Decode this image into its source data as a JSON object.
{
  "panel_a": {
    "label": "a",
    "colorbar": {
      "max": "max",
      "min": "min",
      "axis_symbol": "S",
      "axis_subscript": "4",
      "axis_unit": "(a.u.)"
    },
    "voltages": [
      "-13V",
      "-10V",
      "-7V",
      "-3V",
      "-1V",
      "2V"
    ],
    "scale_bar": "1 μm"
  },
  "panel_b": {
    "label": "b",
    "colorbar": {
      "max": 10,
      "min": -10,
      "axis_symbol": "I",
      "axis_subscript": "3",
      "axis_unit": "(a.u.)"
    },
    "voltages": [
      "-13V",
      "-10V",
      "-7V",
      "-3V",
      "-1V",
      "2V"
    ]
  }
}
+-------+
» Task goal
Output all records verbatim.

» Answer for this exercise
Decode this image into its source data as a JSON object.
{
  "panel_a": {
    "label": "a",
    "colorbar": {
      "max": "max",
      "min": "min",
      "axis_symbol": "S",
      "axis_subscript": "4",
      "axis_unit": "(a.u.)"
    },
    "voltages": [
      "-13V",
      "-10V",
      "-7V",
      "-3V",
      "-1V",
      "2V"
    ],
    "scale_bar": "1 μm"
  },
  "panel_b": {
    "label": "b",
    "colorbar": {
      "max": 10,
      "min": -10,
      "axis_symbol": "I",
      "axis_subscript": "3",
      "axis_unit": "(a.u.)"
    },
    "voltages": [
      "-13V",
      "-10V",
      "-7V",
      "-3V",
      "-1V",
      "2V"
    ]
  }
}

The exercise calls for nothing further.